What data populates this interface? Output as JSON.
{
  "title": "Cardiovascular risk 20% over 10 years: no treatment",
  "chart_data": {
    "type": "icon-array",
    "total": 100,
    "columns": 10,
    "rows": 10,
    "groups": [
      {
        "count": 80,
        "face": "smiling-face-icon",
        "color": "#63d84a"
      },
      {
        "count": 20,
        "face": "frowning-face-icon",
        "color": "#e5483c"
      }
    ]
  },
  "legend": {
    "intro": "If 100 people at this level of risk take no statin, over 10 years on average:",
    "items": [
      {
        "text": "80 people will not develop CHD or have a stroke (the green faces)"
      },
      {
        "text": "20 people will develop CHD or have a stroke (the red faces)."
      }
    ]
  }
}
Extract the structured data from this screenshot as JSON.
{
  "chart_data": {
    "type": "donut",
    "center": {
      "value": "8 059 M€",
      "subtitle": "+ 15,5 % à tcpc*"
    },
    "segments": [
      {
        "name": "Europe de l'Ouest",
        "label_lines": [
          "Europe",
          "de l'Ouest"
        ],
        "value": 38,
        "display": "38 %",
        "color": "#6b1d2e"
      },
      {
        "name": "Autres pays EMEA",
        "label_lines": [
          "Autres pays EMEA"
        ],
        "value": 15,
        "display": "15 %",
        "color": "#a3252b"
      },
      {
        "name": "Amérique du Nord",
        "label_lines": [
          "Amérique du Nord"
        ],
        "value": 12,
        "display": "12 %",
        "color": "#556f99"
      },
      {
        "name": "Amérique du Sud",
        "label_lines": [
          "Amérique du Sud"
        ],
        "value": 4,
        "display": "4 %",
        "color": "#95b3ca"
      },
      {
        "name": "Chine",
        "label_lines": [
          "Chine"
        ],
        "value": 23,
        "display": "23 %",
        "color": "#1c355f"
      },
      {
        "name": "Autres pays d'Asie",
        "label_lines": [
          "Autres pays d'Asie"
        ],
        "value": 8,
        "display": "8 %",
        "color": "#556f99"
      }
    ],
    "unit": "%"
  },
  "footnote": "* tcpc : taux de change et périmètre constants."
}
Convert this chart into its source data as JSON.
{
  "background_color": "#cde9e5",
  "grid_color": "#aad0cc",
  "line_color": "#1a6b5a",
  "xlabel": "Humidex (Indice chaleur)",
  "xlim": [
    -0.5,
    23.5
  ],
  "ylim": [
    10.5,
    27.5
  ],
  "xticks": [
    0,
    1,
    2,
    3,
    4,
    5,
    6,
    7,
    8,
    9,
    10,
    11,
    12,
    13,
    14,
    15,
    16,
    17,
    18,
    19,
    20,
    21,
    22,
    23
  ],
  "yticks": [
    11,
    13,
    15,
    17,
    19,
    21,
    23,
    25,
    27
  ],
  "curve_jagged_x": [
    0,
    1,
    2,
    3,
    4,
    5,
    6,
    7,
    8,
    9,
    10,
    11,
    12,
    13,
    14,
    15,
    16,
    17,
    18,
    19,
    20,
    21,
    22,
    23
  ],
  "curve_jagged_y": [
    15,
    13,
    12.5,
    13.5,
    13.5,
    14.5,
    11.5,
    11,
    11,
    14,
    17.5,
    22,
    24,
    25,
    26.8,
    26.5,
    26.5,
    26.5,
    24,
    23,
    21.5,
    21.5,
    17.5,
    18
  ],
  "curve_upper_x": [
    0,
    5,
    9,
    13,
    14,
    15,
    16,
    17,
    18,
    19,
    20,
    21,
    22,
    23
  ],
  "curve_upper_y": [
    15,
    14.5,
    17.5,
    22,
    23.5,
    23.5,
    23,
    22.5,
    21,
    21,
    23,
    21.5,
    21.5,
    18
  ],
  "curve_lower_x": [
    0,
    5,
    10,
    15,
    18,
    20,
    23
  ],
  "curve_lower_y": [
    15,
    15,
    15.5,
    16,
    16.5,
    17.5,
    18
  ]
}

---*---

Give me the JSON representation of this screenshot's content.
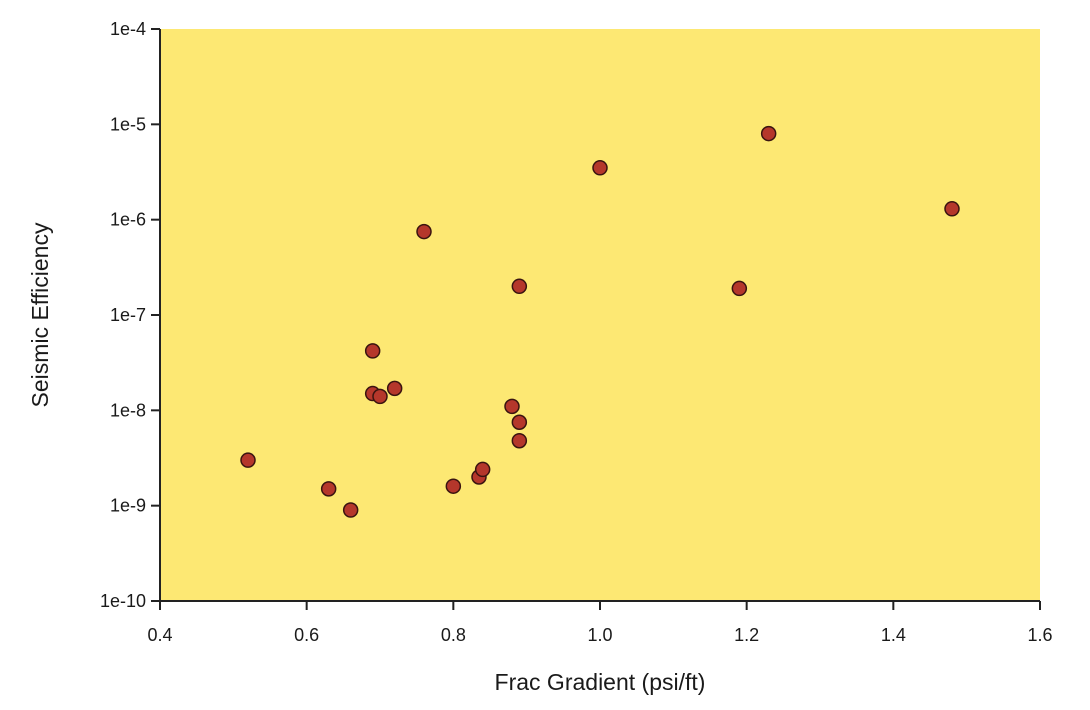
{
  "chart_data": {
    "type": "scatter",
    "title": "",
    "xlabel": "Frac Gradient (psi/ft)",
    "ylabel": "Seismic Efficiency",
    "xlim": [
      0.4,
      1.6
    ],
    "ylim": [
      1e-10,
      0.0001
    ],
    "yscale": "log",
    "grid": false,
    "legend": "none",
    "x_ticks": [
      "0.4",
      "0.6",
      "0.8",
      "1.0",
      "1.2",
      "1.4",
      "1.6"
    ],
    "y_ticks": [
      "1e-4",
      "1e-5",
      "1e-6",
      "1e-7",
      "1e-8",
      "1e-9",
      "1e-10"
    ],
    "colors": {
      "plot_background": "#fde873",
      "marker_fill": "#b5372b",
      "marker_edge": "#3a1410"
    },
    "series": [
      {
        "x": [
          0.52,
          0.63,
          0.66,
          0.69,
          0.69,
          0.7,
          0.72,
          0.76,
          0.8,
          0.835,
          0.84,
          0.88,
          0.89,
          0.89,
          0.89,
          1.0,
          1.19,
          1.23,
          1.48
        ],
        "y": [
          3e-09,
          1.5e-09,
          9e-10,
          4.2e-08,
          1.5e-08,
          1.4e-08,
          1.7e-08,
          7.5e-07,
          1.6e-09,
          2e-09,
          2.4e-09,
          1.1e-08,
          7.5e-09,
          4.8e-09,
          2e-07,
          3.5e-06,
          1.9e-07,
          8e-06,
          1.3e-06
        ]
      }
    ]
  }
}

---*---

● Goal:
Filter out all lines lacking the word "over" and copy the rest.

● Output for this exercise:
  "title": "Cardiovascular risk 20% over 10 years: no treatment",
    "intro": "If 100 people at this level of risk take no statin, over 10 years on average:",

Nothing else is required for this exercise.